● Exercise task
Reproduce the listing exactly, with no pictures in your copy.

● Provided records
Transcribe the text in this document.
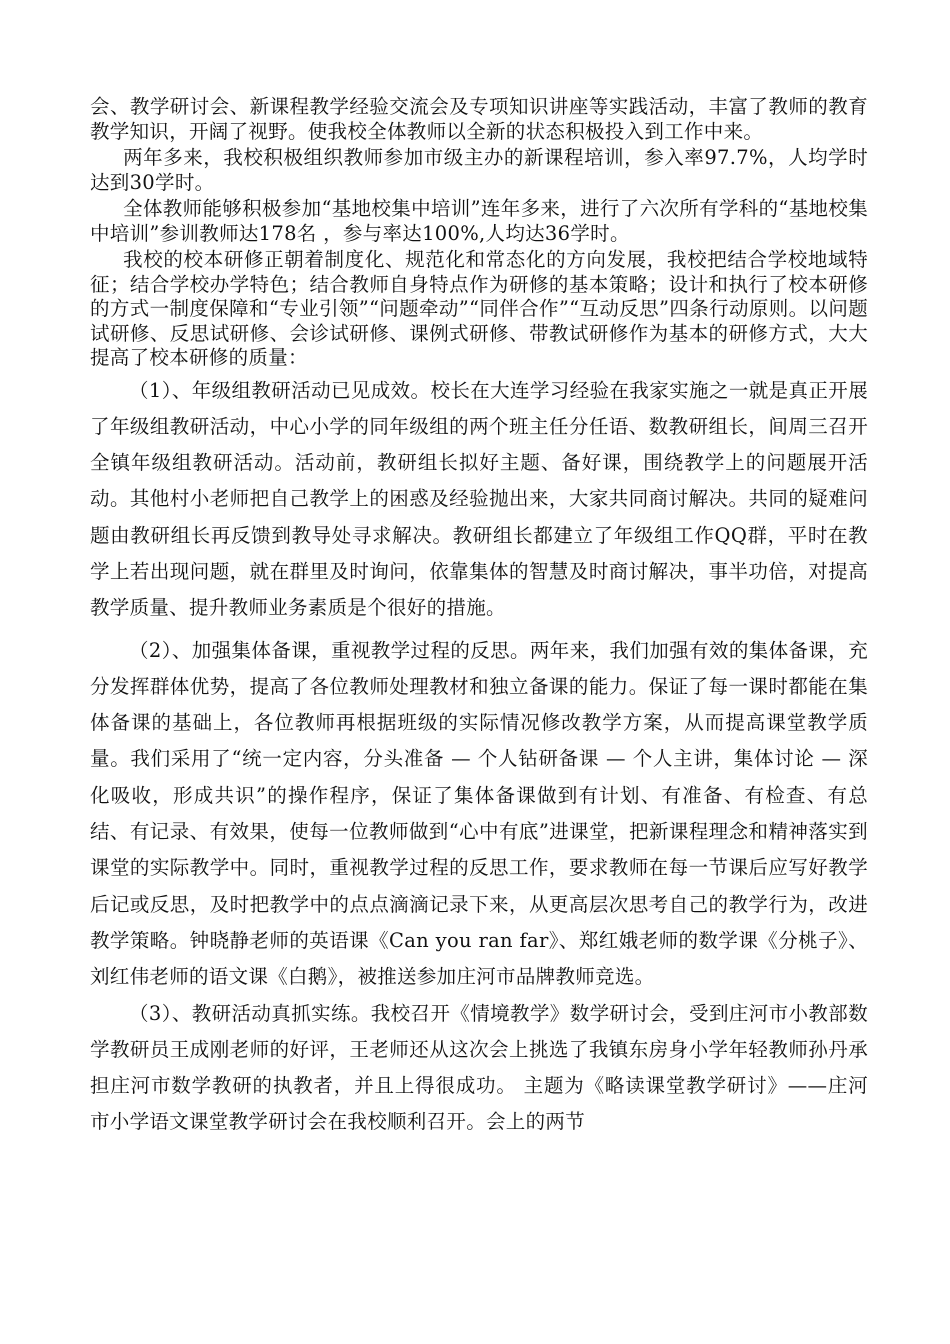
会、教学研讨会、新课程教学经验交流会及专项知识讲座等实践活动，丰富了教师的教育教学知识，开阔了视野。使我校全体教师以全新的状态积极投入到工作中来。

两年多来，我校积极组织教师参加市级主办的新课程培训，参入率97.7%，人均学时达到30学时。

全体教师能够积极参加“基地校集中培训”连年多来，进行了六次所有学科的“基地校集中培训”参训教师达178名 ，参与率达100%,人均达36学时。

我校的校本研修正朝着制度化、规范化和常态化的方向发展，我校把结合学校地域特征；结合学校办学特色；结合教师自身特点作为研修的基本策略；设计和执行了校本研修的方式一制度保障和“专业引领”“问题牵动”“同伴合作”“互动反思”四条行动原则。以问题试研修、反思试研修、会诊试研修、课例式研修、带教试研修作为基本的研修方式，大大提高了校本研修的质量：

（1）、年级组教研活动已见成效。校长在大连学习经验在我家实施之一就是真正开展了年级组教研活动，中心小学的同年级组的两个班主任分任语、数教研组长，间周三召开全镇年级组教研活动。活动前，教研组长拟好主题、备好课，围绕教学上的问题展开活动。其他村小老师把自己教学上的困惑及经验抛出来，大家共同商讨解决。共同的疑难问题由教研组长再反馈到教导处寻求解决。教研组长都建立了年级组工作QQ群，平时在教学上若出现问题，就在群里及时询问，依靠集体的智慧及时商讨解决，事半功倍，对提高教学质量、提升教师业务素质是个很好的措施。

（2）、加强集体备课，重视教学过程的反思。两年来，我们加强有效的集体备课，充分发挥群体优势，提高了各位教师处理教材和独立备课的能力。保证了每一课时都能在集体备课的基础上，各位教师再根据班级的实际情况修改教学方案，从而提高课堂教学质量。我们采用了“统一定内容，分头准备 — 个人钻研备课 — 个人主讲，集体讨论 — 深化吸收，形成共识”的操作程序，保证了集体备课做到有计划、有准备、有检查、有总结、有记录、有效果，使每一位教师做到“心中有底”进课堂，把新课程理念和精神落实到课堂的实际教学中。同时，重视教学过程的反思工作，要求教师在每一节课后应写好教学后记或反思，及时把教学中的点点滴滴记录下来，从更高层次思考自己的教学行为，改进教学策略。钟晓静老师的英语课《Can you ran far》、郑红娥老师的数学课《分桃子》、刘红伟老师的语文课《白鹅》，被推送参加庄河市品牌教师竞选。

（3）、教研活动真抓实练。我校召开《情境教学》数学研讨会，受到庄河市小教部数学教研员王成刚老师的好评，王老师还从这次会上挑选了我镇东房身小学年轻教师孙丹承担庄河市数学教研的执教者，并且上得很成功。 主题为《略读课堂教学研讨》——庄河市小学语文课堂教学研讨会在我校顺利召开。会上的两节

● Answer for this exercise
Transcribe the text in this document.
会、教学研讨会、新课程教学经验交流会及专项知识讲座等实践活动，丰富了教师的教育教学知识，开阔了视野。使我校全体教师以全新的状态积极投入到工作中来。

两年多来，我校积极组织教师参加市级主办的新课程培训，参入率97.7%，人均学时达到30学时。

全体教师能够积极参加“基地校集中培训”连年多来，进行了六次所有学科的“基地校集中培训”参训教师达178名 ，参与率达100%,人均达36学时。

我校的校本研修正朝着制度化、规范化和常态化的方向发展，我校把结合学校地域特征；结合学校办学特色；结合教师自身特点作为研修的基本策略；设计和执行了校本研修的方式一制度保障和“专业引领”“问题牵动”“同伴合作”“互动反思”四条行动原则。以问题试研修、反思试研修、会诊试研修、课例式研修、带教试研修作为基本的研修方式，大大提高了校本研修的质量：

（1）、年级组教研活动已见成效。校长在大连学习经验在我家实施之一就是真正开展了年级组教研活动，中心小学的同年级组的两个班主任分任语、数教研组长，间周三召开全镇年级组教研活动。活动前，教研组长拟好主题、备好课，围绕教学上的问题展开活动。其他村小老师把自己教学上的困惑及经验抛出来，大家共同商讨解决。共同的疑难问题由教研组长再反馈到教导处寻求解决。教研组长都建立了年级组工作QQ群，平时在教学上若出现问题，就在群里及时询问，依靠集体的智慧及时商讨解决，事半功倍，对提高教学质量、提升教师业务素质是个很好的措施。

（2）、加强集体备课，重视教学过程的反思。两年来，我们加强有效的集体备课，充分发挥群体优势，提高了各位教师处理教材和独立备课的能力。保证了每一课时都能在集体备课的基础上，各位教师再根据班级的实际情况修改教学方案，从而提高课堂教学质量。我们采用了“统一定内容，分头准备 — 个人钻研备课 — 个人主讲，集体讨论 — 深化吸收，形成共识”的操作程序，保证了集体备课做到有计划、有准备、有检查、有总结、有记录、有效果，使每一位教师做到“心中有底”进课堂，把新课程理念和精神落实到课堂的实际教学中。同时，重视教学过程的反思工作，要求教师在每一节课后应写好教学后记或反思，及时把教学中的点点滴滴记录下来，从更高层次思考自己的教学行为，改进教学策略。钟晓静老师的英语课《Can you ran far》、郑红娥老师的数学课《分桃子》、刘红伟老师的语文课《白鹅》，被推送参加庄河市品牌教师竞选。

（3）、教研活动真抓实练。我校召开《情境教学》数学研讨会，受到庄河市小教部数学教研员王成刚老师的好评，王老师还从这次会上挑选了我镇东房身小学年轻教师孙丹承担庄河市数学教研的执教者，并且上得很成功。 主题为《略读课堂教学研讨》——庄河市小学语文课堂教学研讨会在我校顺利召开。会上的两节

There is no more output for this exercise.